-- Begin Material for this exercise --

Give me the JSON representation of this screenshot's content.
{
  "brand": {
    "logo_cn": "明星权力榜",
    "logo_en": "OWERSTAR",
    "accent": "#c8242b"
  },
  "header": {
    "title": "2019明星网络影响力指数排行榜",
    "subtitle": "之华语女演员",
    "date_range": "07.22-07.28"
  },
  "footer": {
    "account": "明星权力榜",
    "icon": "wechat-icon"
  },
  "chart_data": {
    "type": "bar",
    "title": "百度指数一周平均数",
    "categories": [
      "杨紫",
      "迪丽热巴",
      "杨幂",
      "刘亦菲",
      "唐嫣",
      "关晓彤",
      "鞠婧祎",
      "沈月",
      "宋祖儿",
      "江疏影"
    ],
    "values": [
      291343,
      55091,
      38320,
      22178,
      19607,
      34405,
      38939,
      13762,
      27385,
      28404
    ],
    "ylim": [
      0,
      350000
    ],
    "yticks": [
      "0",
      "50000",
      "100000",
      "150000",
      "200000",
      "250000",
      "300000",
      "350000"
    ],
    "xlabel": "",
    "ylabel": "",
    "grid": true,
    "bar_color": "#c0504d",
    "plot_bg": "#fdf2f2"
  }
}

-- End Material for this exercise --

Your objective: Using the exact wording, write out all of the records.

The response:
Give me the JSON representation of this screenshot's content.
{
  "brand": {
    "logo_cn": "明星权力榜",
    "logo_en": "OWERSTAR",
    "accent": "#c8242b"
  },
  "header": {
    "title": "2019明星网络影响力指数排行榜",
    "subtitle": "之华语女演员",
    "date_range": "07.22-07.28"
  },
  "footer": {
    "account": "明星权力榜",
    "icon": "wechat-icon"
  },
  "chart_data": {
    "type": "bar",
    "title": "百度指数一周平均数",
    "categories": [
      "杨紫",
      "迪丽热巴",
      "杨幂",
      "刘亦菲",
      "唐嫣",
      "关晓彤",
      "鞠婧祎",
      "沈月",
      "宋祖儿",
      "江疏影"
    ],
    "values": [
      291343,
      55091,
      38320,
      22178,
      19607,
      34405,
      38939,
      13762,
      27385,
      28404
    ],
    "ylim": [
      0,
      350000
    ],
    "yticks": [
      "0",
      "50000",
      "100000",
      "150000",
      "200000",
      "250000",
      "300000",
      "350000"
    ],
    "xlabel": "",
    "ylabel": "",
    "grid": true,
    "bar_color": "#c0504d",
    "plot_bg": "#fdf2f2"
  }
}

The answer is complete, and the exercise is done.